**** DATASET RECORDS ****
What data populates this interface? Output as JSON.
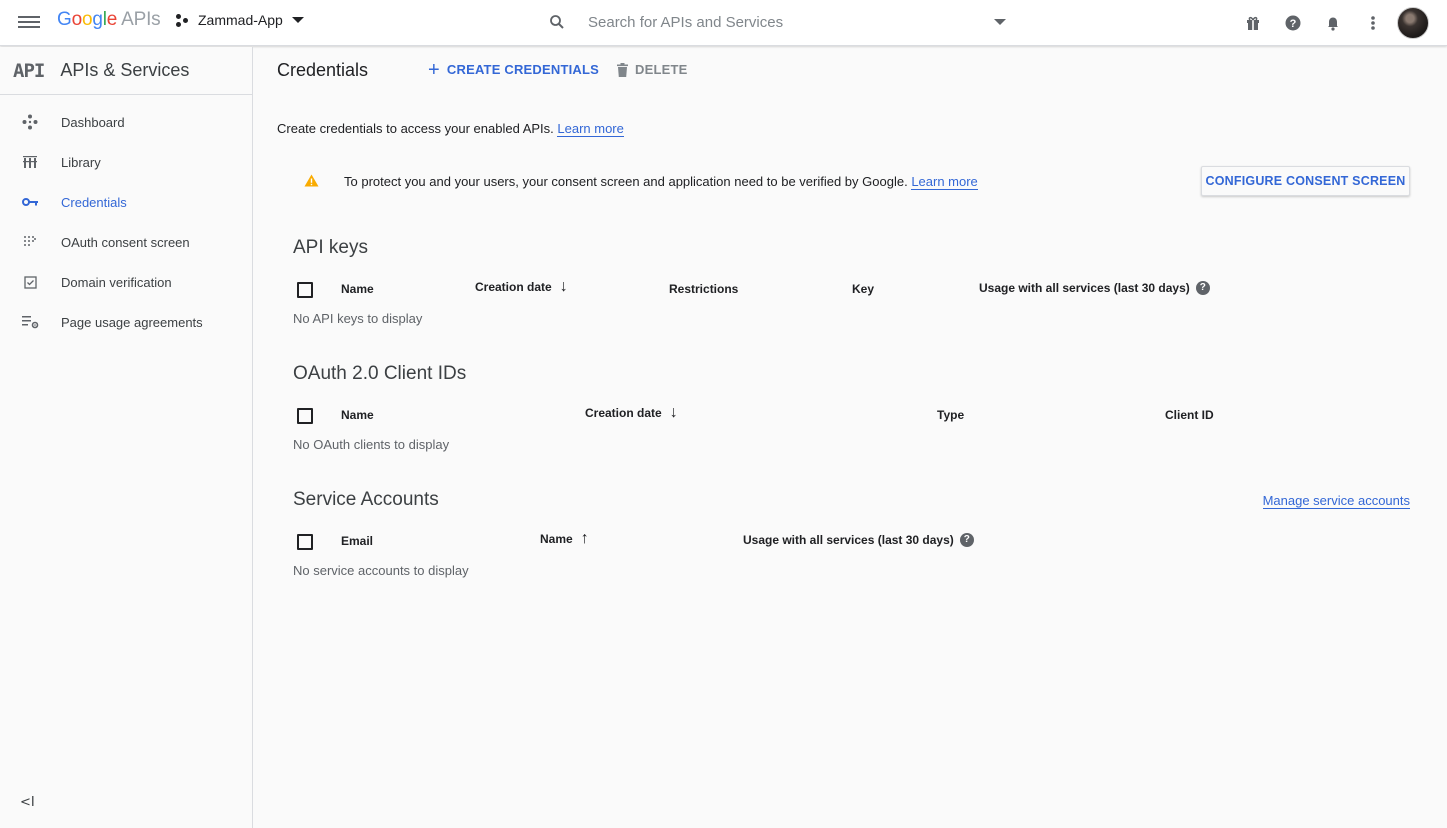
{
  "topbar": {
    "logo_google": [
      "G",
      "o",
      "o",
      "g",
      "l",
      "e"
    ],
    "logo_apis": "APIs",
    "project_name": "Zammad-App",
    "search_placeholder": "Search for APIs and Services"
  },
  "sidebar": {
    "logo": "API",
    "title": "APIs & Services",
    "items": [
      {
        "label": "Dashboard",
        "icon": "dashboard-icon"
      },
      {
        "label": "Library",
        "icon": "library-icon"
      },
      {
        "label": "Credentials",
        "icon": "key-icon",
        "active": true
      },
      {
        "label": "OAuth consent screen",
        "icon": "consent-icon"
      },
      {
        "label": "Domain verification",
        "icon": "domain-check-icon"
      },
      {
        "label": "Page usage agreements",
        "icon": "settings-list-icon"
      }
    ],
    "collapse": "<I"
  },
  "main": {
    "title": "Credentials",
    "create_label": "CREATE CREDENTIALS",
    "delete_label": "DELETE",
    "intro_text": "Create credentials to access your enabled APIs.",
    "learn_more": "Learn more",
    "notice_text": "To protect you and your users, your consent screen and application need to be verified by Google.",
    "notice_learn_more": "Learn more",
    "consent_button": "CONFIGURE CONSENT SCREEN",
    "api_keys": {
      "title": "API keys",
      "columns": [
        "Name",
        "Creation date",
        "Restrictions",
        "Key",
        "Usage with all services (last 30 days)"
      ],
      "empty": "No API keys to display"
    },
    "oauth": {
      "title": "OAuth 2.0 Client IDs",
      "columns": [
        "Name",
        "Creation date",
        "Type",
        "Client ID"
      ],
      "empty": "No OAuth clients to display"
    },
    "service_accounts": {
      "title": "Service Accounts",
      "manage_link": "Manage service accounts",
      "columns": [
        "Email",
        "Name",
        "Usage with all services (last 30 days)"
      ],
      "empty": "No service accounts to display"
    }
  },
  "colors": {
    "accent": "#3367d6",
    "warning": "#f9ab00"
  }
}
****
Transcribe the whole listing, character for character, but not its images.

RESULT:
What data populates this interface? Output as JSON.
{
  "topbar": {
    "logo_google": [
      "G",
      "o",
      "o",
      "g",
      "l",
      "e"
    ],
    "logo_apis": "APIs",
    "project_name": "Zammad-App",
    "search_placeholder": "Search for APIs and Services"
  },
  "sidebar": {
    "logo": "API",
    "title": "APIs & Services",
    "items": [
      {
        "label": "Dashboard",
        "icon": "dashboard-icon"
      },
      {
        "label": "Library",
        "icon": "library-icon"
      },
      {
        "label": "Credentials",
        "icon": "key-icon",
        "active": true
      },
      {
        "label": "OAuth consent screen",
        "icon": "consent-icon"
      },
      {
        "label": "Domain verification",
        "icon": "domain-check-icon"
      },
      {
        "label": "Page usage agreements",
        "icon": "settings-list-icon"
      }
    ],
    "collapse": "<I"
  },
  "main": {
    "title": "Credentials",
    "create_label": "CREATE CREDENTIALS",
    "delete_label": "DELETE",
    "intro_text": "Create credentials to access your enabled APIs.",
    "learn_more": "Learn more",
    "notice_text": "To protect you and your users, your consent screen and application need to be verified by Google.",
    "notice_learn_more": "Learn more",
    "consent_button": "CONFIGURE CONSENT SCREEN",
    "api_keys": {
      "title": "API keys",
      "columns": [
        "Name",
        "Creation date",
        "Restrictions",
        "Key",
        "Usage with all services (last 30 days)"
      ],
      "empty": "No API keys to display"
    },
    "oauth": {
      "title": "OAuth 2.0 Client IDs",
      "columns": [
        "Name",
        "Creation date",
        "Type",
        "Client ID"
      ],
      "empty": "No OAuth clients to display"
    },
    "service_accounts": {
      "title": "Service Accounts",
      "manage_link": "Manage service accounts",
      "columns": [
        "Email",
        "Name",
        "Usage with all services (last 30 days)"
      ],
      "empty": "No service accounts to display"
    }
  },
  "colors": {
    "accent": "#3367d6",
    "warning": "#f9ab00"
  }
}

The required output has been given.